▶ [Set problem]: Please copy every line of the records below that holds the word "我作为电子产品销售员工".

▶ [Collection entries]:
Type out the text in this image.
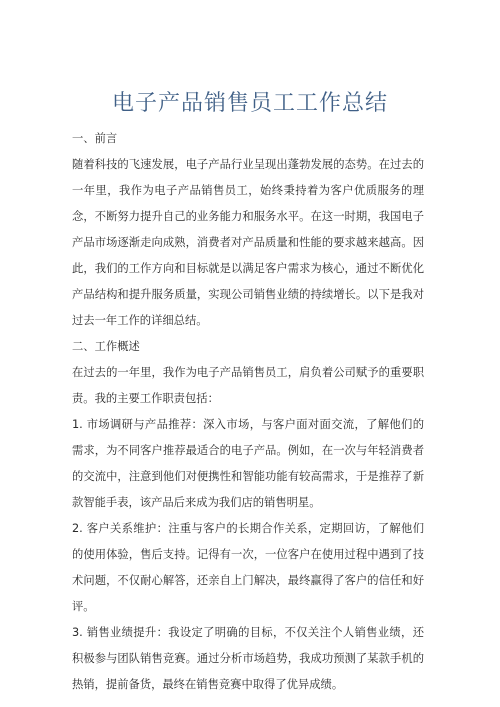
电子产品销售员工工作总结

一、前言

随着科技的飞速发展，电子产品行业呈现出蓬勃发展的态势。在过去的一年里，我作为电子产品销售员工，始终秉持着为客户优质服务的理念，不断努力提升自己的业务能力和服务水平。在这一时期，我国电子产品市场逐渐走向成熟，消费者对产品质量和性能的要求越来越高。因此，我们的工作方向和目标就是以满足客户需求为核心，通过不断优化产品结构和提升服务质量，实现公司销售业绩的持续增长。以下是我对过去一年工作的详细总结。

二、工作概述

在过去的一年里，我作为电子产品销售员工，肩负着公司赋予的重要职责。我的主要工作职责包括：

1. 市场调研与产品推荐：深入市场，与客户面对面交流，了解他们的需求，为不同客户推荐最适合的电子产品。例如，在一次与年轻消费者的交流中，注意到他们对便携性和智能功能有较高需求，于是推荐了新款智能手表，该产品后来成为我们店的销售明星。

2. 客户关系维护：注重与客户的长期合作关系，定期回访，了解他们的使用体验，售后支持。记得有一次，一位客户在使用过程中遇到了技术问题，不仅耐心解答，还亲自上门解决，最终赢得了客户的信任和好评。

3. 销售业绩提升：我设定了明确的目标，不仅关注个人销售业绩，还积极参与团队销售竞赛。通过分析市场趋势，我成功预测了某款手机的热销，提前备货，最终在销售竞赛中取得了优异成绩。
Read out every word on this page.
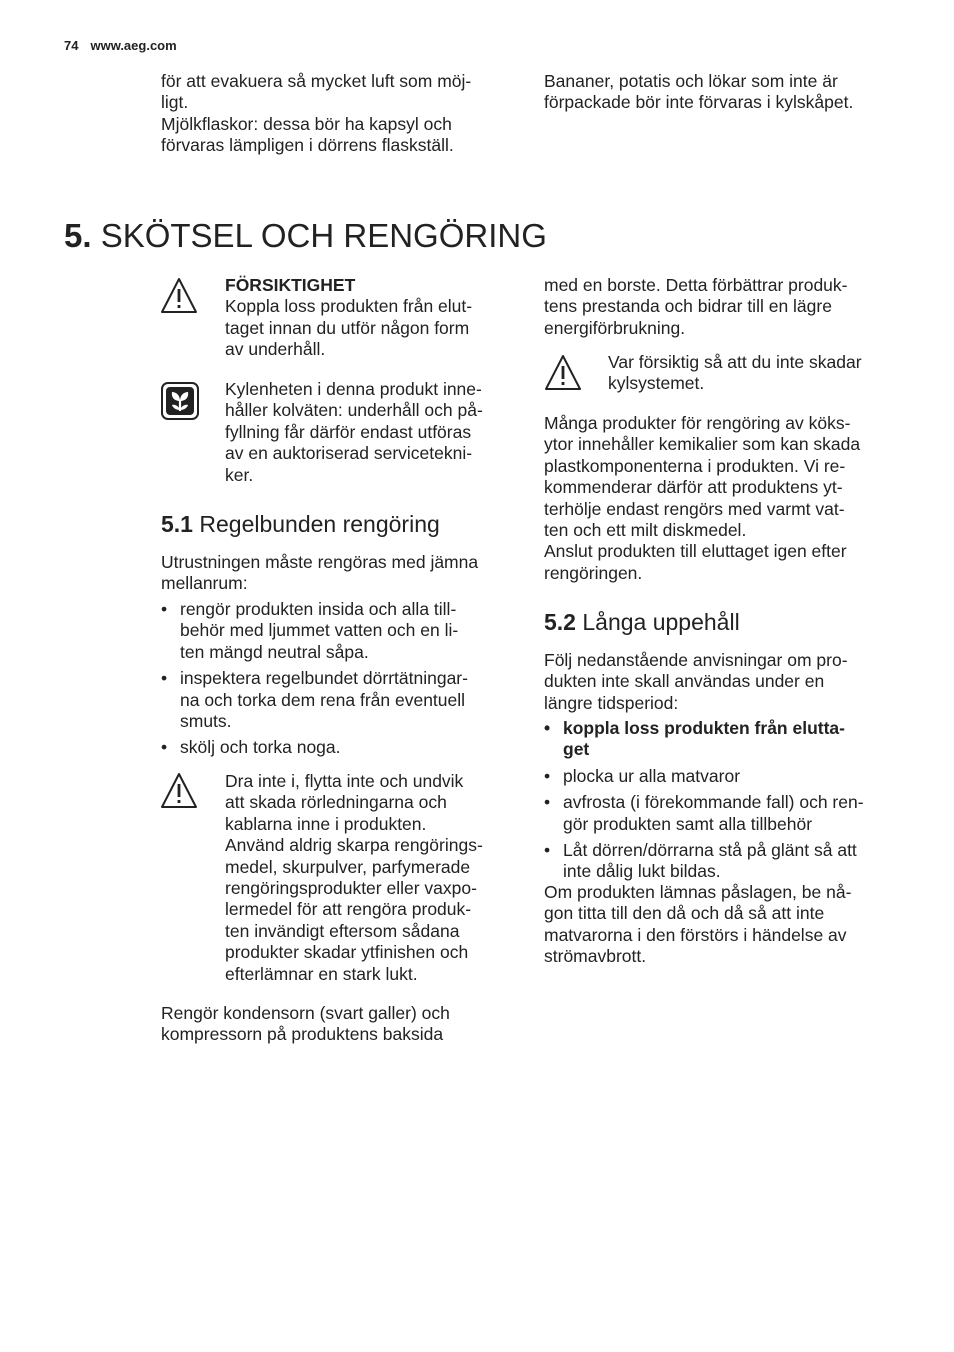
74 www.aeg.com
för att evakuera så mycket luft som möj-
ligt.
Mjölkflaskor: dessa bör ha kapsyl och
förvaras lämpligen i dörrens flaskställ.
Bananer, potatis och lökar som inte är
förpackade bör inte förvaras i kylskåpet.
5. SKÖTSEL OCH RENGÖRING
FÖRSIKTIGHET
Koppla loss produkten från elut-
taget innan du utför någon form
av underhåll.
Kylenheten i denna produkt inne-
håller kolväten: underhåll och på-
fyllning får därför endast utföras
av en auktoriserad servicetekni-
ker.
5.1 Regelbunden rengöring
Utrustningen måste rengöras med jämna
mellanrum:
• rengör produkten insida och alla till-
behör med ljummet vatten och en li-
ten mängd neutral såpa.
• inspektera regelbundet dörrtätningar-
na och torka dem rena från eventuell
smuts.
• skölj och torka noga.
Dra inte i, flytta inte och undvik
att skada rörledningarna och
kablarna inne i produkten.
Använd aldrig skarpa rengörings-
medel, skurpulver, parfymerade
rengöringsprodukter eller vaxpo-
lermedel för att rengöra produk-
ten invändigt eftersom sådana
produkter skadar ytfinishen och
efterlämnar en stark lukt.
Rengör kondensorn (svart galler) och
kompressorn på produktens baksida
med en borste. Detta förbättrar produk-
tens prestanda och bidrar till en lägre
energiförbrukning.
Var försiktig så att du inte skadar
kylsystemet.
Många produkter för rengöring av köks-
ytor innehåller kemikalier som kan skada
plastkomponenterna i produkten. Vi re-
kommenderar därför att produktens yt-
terhölje endast rengörs med varmt vat-
ten och ett milt diskmedel.
Anslut produkten till eluttaget igen efter
rengöringen.
5.2 Långa uppehåll
Följ nedanstående anvisningar om pro-
dukten inte skall användas under en
längre tidsperiod:
• koppla loss produkten från elutta-
get
• plocka ur alla matvaror
• avfrosta (i förekommande fall) och ren-
gör produkten samt alla tillbehör
• Låt dörren/dörrarna stå på glänt så att
inte dålig lukt bildas.
Om produkten lämnas påslagen, be nå-
gon titta till den då och då så att inte
matvarorna i den förstörs i händelse av
strömavbrott.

▶ [Written response]:
随着科技的飞速发展，电子产品行业呈现出蓬勃发展的态势。在过去的一年里，我作为电子产品销售员工，始终秉持着为客户优质服务的理念，不断努力提升自己的业务能力和服务水平。在这一时期，我国电子产品市场逐渐走向成熟，消费者对产品质量和性能的要求越来越高。因此，我们的工作方向和目标就是以满足客户需求为核心，通过不断优化产品结构和提升服务质量，实现公司销售业绩的持续增长。以下是我对过去一年工作的详细总结。
在过去的一年里，我作为电子产品销售员工，肩负着公司赋予的重要职责。我的主要工作职责包括：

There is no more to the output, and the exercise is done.